*Fragmento seleccionado*:
Su llamamiento fue escuchado por las asociaciones animalistas y el partido PACMA, pero nadie, ni el propio Javier, ni los (cuatro) animal lovers que existimos en este país, pudieron prever una respuesta solidaria tan contundente y monumental, incluso fuera de nuestras fronteras. Y es que nunca se había visto nada semejante. Tras el hashtag #SalvemosAExcalibur, trending topic mundial y a un ritmo mega-ultra viral, incluso para las redes sociales, el cánido pasó de ser el querido can de la primera enferma de ébola fuera del continente africano, a convertirse en otra cosa. Él no lo sabía, no podía sospecharlo mientras se paseaba inquieto, tras dos días de alarmante soledad, por la casa abandonada (probablemente, con esa intuición tan perruna/gatuna que le advertía de algún peligro inminente), pero se había convertido, no sólo en un símbolo, sino en todo un movimiento.




Excalibur ya no era una mascota querida, el miembro no humano de la primera familia infectada (una familia cuyo sufrimiento y terror, en estos momentos, no queremos ni podemos imaginar), ni un ser vivo único y valioso que merecía el mismo respeto y cuidado que los enfermos humanos, Excalibur, con su inocencia y pureza perrunas de 24 quilates, de repente, pasó a encarnar a toda víctima de la injusticia, abuso, opresión, maltrato, humillación y ninguneo más brutal y absoluto: o séase, a todos nosotr@s. Todos somos Excalibur, y todos llevamos demasiado tiempo siendo Excalibur. El vil e injustificado asesinato de este can, en el inconsciente colectivo, era la última gota de un maremoto de abrumadoras injusticias, por eso nos lanzamos a las redes sociales y a las calles. De alguna manera, salvar la vida de ese pobre perro potencialmente infectado (probablemente más sano que una manzana Golden recién cogida del árbol), era un contundente “¡Basta ya!”, además de un ejercicio de empoderamiento ciudadano y una, en muchos casos inconfesa, débil llama de esperanza.




De nada sirvieron los consejos científicos de los colegios de veterinarios, de grandes expertos en enfermedades víricas y del mayor especialista de los efectos del ébola en animales que existe (que incluso argumentaba que el can podía contener la clave de una potencial cura). Tampoco surtieron efecto los miles de gritos y súplicas, sumadas a las de su familia, instando al sentido común y a la compasión recogidos a lo largo y ancho del mundo, Excalibur estaba condenado a muerte desde el momento en el que el test de Teresa dio positivo. Y no se trata solo de la cruel e inhumana respuesta a una larga serie de incompetencias, es el “spanish way” o la “marca España”. Cada vez que un animal no humano supone una molestia, de cualquier tipo, la única solución, por muchas alternativas compasivas que haya, es el asesinato. Sucede con perros, con gatos, con ratas y con palomas, entre otros animales, todos los días, a todas horas.

*Datos proporcionados*:
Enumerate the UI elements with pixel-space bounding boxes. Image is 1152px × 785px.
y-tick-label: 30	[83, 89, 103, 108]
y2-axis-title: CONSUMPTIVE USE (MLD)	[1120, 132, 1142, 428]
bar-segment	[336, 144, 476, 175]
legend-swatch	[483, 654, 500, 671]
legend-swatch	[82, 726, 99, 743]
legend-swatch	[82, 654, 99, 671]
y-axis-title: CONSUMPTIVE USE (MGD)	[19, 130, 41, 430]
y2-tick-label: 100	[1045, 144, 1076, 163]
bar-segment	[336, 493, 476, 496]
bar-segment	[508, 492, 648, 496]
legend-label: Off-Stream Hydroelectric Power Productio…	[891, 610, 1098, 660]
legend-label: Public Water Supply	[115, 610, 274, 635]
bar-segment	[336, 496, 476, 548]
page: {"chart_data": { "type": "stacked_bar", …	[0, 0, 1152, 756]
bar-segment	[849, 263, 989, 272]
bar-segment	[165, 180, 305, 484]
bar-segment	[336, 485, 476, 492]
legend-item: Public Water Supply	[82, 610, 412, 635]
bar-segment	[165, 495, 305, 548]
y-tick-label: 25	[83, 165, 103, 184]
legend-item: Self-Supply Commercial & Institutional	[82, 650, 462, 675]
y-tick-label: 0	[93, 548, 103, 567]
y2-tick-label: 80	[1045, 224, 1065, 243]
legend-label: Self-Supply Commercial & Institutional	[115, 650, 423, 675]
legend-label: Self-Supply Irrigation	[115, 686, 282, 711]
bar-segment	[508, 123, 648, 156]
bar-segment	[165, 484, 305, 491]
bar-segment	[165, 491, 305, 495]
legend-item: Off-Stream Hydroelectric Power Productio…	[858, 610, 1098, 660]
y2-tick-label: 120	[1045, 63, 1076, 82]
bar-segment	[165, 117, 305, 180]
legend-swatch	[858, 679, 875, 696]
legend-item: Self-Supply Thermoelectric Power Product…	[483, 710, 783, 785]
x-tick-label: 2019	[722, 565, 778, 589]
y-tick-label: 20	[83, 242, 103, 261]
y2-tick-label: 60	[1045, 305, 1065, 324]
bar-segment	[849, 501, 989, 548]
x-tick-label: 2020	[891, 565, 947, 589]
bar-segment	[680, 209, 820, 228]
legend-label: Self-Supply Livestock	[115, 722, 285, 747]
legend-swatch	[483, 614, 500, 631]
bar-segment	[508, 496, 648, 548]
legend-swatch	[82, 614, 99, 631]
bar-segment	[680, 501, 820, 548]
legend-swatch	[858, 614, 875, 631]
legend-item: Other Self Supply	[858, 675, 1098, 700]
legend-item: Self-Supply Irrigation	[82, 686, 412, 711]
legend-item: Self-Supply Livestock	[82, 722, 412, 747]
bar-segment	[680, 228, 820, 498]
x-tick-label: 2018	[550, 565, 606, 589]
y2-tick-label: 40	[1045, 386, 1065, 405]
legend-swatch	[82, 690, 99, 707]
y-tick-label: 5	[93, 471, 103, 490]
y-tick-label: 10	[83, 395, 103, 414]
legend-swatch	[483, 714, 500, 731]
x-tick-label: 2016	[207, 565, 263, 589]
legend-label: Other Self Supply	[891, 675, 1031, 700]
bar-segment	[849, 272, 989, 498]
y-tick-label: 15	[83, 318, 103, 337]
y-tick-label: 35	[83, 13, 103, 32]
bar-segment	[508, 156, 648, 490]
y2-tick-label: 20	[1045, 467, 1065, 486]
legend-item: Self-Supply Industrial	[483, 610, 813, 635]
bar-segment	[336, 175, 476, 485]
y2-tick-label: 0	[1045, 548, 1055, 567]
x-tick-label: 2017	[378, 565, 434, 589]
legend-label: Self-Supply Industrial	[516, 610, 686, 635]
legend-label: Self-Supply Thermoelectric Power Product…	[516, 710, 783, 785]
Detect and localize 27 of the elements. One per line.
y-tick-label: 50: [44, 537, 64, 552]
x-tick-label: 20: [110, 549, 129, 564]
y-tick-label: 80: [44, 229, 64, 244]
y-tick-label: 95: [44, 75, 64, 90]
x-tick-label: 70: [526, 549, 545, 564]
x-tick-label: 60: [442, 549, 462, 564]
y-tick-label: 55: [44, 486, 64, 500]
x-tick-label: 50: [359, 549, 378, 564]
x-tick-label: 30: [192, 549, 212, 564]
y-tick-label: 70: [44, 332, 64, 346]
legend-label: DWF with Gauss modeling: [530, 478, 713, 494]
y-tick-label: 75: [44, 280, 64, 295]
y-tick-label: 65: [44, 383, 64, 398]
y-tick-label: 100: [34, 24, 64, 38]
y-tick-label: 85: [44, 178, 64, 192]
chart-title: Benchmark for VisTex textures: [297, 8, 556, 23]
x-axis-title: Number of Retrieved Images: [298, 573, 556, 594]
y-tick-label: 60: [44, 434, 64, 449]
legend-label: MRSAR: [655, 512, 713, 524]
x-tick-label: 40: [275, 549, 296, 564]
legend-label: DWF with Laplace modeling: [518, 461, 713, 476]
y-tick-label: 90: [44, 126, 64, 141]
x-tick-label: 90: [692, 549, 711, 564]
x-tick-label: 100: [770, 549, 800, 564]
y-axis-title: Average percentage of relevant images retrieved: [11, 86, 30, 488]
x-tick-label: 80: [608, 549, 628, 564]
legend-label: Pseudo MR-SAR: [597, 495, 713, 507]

*Tareas*:
1 – ¿Qué hashtag, según el fragmento sobre Excalibur, llegó a ser trending topic mundial?
2 – En el fragmento sobre Excalibur, sustituye "abandonada" por "vacía" y escribe el pasaje que empieza con "Su llamamiento fue" y sigue hasta "todo un movimiento.".
Usa exclusivamente el fragmento como fuente.

*Respuestas*:
1 – #SalvemosAExcalibur

2 –
Su llamamiento fue escuchado por las asociaciones animalistas y el partido PACMA, pero nadie, ni el propio Javier, ni los (cuatro) animal lovers que existimos en este país, pudieron prever una respuesta solidaria tan contundente y monumental, incluso fuera de nuestras fronteras. Y es que nunca se había visto nada semejante. Tras el hashtag #SalvemosAExcalibur, trending topic mundial y a un ritmo mega-ultra viral, incluso para las redes sociales, el cánido pasó de ser el querido can de la primera enferma de ébola fuera del continente africano, a convertirse en otra cosa. Él no lo sabía, no podía sospecharlo mientras se paseaba inquieto, tras dos días de alarmante soledad, por la casa vacía (probablemente, con esa intuición tan perruna/gatuna que le advertía de algún peligro inminente), pero se había convertido, no sólo en un símbolo, sino en todo un movimiento.